### Exercise description
Wherever the word "Copolymer" shows up in a line, please copy that line.

### Extracted data entries
::::

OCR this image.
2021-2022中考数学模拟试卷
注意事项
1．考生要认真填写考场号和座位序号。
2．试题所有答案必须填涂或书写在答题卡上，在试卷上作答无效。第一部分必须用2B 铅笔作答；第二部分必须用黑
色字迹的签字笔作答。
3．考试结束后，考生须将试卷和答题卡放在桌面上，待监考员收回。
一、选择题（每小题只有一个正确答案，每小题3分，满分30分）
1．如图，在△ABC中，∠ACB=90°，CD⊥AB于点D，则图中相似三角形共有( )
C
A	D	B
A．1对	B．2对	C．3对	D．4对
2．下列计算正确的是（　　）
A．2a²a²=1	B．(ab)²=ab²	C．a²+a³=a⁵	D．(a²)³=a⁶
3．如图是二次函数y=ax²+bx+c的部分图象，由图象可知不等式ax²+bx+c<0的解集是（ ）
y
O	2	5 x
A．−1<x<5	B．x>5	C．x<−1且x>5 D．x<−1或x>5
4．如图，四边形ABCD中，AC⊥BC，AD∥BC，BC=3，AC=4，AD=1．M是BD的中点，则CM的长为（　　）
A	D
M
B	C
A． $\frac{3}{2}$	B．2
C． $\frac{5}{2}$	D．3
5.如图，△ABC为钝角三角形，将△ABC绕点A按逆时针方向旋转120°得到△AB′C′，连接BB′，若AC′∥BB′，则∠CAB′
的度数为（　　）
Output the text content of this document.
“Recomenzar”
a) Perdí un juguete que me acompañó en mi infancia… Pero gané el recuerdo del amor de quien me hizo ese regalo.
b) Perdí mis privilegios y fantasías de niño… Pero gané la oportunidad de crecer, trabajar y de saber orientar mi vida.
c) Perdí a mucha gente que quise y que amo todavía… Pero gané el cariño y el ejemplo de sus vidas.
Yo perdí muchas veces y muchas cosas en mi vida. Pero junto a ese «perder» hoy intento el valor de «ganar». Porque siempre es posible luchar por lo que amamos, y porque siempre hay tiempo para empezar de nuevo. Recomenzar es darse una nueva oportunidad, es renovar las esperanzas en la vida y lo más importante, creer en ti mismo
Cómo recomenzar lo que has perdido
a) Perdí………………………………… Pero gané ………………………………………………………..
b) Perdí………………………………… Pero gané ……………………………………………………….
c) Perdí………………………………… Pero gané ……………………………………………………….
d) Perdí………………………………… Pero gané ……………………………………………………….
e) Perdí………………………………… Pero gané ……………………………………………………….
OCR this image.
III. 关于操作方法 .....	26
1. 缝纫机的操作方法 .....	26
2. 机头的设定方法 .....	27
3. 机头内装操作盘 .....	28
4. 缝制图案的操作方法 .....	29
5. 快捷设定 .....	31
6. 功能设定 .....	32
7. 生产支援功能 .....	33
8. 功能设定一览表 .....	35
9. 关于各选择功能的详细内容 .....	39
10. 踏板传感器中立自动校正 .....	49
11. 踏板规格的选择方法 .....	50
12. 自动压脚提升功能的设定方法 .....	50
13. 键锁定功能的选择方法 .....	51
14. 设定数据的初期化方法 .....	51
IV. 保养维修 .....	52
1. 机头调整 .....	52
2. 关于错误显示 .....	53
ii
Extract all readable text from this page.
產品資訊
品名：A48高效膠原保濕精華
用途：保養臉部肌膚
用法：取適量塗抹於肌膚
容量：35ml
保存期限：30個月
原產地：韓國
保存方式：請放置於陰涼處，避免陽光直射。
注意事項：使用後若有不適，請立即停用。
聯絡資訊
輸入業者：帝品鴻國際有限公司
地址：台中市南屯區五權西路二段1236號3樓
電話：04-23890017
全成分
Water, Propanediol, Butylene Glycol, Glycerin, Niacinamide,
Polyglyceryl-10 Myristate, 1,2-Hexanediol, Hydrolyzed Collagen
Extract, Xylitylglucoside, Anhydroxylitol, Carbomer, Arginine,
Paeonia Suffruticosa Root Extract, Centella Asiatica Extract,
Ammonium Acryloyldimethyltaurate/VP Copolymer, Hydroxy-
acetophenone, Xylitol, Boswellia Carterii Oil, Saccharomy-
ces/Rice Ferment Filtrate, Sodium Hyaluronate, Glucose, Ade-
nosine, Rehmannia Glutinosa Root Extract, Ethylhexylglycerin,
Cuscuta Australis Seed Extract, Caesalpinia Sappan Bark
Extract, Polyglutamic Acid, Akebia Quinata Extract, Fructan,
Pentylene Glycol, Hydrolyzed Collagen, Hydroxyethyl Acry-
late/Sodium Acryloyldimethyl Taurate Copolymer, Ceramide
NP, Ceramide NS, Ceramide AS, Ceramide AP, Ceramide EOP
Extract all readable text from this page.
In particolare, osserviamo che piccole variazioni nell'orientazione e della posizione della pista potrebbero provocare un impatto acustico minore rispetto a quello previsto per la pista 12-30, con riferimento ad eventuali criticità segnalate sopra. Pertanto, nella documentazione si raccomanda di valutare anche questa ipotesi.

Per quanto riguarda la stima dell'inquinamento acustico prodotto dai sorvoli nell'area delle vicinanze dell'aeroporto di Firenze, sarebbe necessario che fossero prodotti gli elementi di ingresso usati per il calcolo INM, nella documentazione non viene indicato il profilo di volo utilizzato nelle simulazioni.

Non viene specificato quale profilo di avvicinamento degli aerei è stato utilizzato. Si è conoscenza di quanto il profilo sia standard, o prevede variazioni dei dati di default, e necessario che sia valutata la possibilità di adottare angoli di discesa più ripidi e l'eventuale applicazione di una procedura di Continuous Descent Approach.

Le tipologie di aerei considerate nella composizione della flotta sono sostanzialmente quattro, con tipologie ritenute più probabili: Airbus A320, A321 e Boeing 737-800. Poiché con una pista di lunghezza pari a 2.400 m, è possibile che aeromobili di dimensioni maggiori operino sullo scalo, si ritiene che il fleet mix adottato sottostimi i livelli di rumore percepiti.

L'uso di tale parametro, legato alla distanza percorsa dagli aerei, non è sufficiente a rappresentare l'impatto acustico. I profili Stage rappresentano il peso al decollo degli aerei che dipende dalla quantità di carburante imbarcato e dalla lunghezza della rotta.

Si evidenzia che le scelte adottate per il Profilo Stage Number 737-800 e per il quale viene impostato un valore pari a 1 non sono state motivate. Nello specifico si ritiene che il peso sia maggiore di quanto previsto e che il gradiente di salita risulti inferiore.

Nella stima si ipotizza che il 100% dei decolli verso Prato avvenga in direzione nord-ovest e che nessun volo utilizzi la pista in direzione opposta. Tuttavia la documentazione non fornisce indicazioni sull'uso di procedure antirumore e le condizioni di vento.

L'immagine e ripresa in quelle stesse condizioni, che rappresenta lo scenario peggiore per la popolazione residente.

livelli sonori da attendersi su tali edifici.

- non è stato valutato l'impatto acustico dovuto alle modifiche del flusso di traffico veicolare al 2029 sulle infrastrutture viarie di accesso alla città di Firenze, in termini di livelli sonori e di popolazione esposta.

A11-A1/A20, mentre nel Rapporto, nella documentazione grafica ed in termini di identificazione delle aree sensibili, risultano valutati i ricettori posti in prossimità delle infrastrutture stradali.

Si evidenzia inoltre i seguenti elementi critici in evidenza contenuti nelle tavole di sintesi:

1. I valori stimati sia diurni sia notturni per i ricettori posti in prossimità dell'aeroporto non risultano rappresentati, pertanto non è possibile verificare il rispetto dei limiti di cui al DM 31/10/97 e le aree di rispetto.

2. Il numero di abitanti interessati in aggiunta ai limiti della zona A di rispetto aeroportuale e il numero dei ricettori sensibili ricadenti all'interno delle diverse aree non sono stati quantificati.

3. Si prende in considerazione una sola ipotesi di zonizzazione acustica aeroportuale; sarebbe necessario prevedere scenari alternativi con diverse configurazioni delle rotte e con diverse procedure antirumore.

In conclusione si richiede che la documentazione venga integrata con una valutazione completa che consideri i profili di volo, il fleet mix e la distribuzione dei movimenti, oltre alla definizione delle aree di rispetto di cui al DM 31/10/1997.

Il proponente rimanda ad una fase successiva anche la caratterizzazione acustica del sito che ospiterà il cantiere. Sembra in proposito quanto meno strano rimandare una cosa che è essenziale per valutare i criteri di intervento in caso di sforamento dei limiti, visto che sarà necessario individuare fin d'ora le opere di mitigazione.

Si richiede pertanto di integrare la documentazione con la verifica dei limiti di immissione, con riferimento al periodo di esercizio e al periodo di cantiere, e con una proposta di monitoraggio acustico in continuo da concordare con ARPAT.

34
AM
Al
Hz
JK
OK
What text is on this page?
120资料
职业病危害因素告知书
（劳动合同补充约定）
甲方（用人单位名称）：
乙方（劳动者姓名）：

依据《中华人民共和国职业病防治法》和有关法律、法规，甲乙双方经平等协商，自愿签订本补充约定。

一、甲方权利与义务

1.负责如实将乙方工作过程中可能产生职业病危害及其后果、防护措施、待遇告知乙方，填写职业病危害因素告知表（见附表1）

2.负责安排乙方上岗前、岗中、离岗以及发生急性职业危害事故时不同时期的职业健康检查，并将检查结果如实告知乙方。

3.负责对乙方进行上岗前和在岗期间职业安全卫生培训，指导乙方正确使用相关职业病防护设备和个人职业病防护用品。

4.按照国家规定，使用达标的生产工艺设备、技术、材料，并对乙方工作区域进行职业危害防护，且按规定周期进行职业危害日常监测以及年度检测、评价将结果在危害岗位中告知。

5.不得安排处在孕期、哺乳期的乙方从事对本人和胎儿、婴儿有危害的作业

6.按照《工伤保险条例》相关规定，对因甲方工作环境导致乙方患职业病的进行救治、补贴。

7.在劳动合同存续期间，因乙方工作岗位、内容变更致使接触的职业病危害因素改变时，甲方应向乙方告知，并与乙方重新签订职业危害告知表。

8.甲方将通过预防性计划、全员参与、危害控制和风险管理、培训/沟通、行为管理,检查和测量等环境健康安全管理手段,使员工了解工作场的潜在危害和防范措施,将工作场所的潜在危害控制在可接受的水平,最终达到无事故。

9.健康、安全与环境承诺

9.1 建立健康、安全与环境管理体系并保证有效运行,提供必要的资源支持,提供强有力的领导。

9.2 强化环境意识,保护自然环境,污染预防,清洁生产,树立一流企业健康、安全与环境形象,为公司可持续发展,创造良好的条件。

::::

### Correct output
Ammonium Acryloyldimethyltaurate/VP Copolymer, Hydroxy-
late/Sodium Acryloyldimethyl Taurate Copolymer, Ceramide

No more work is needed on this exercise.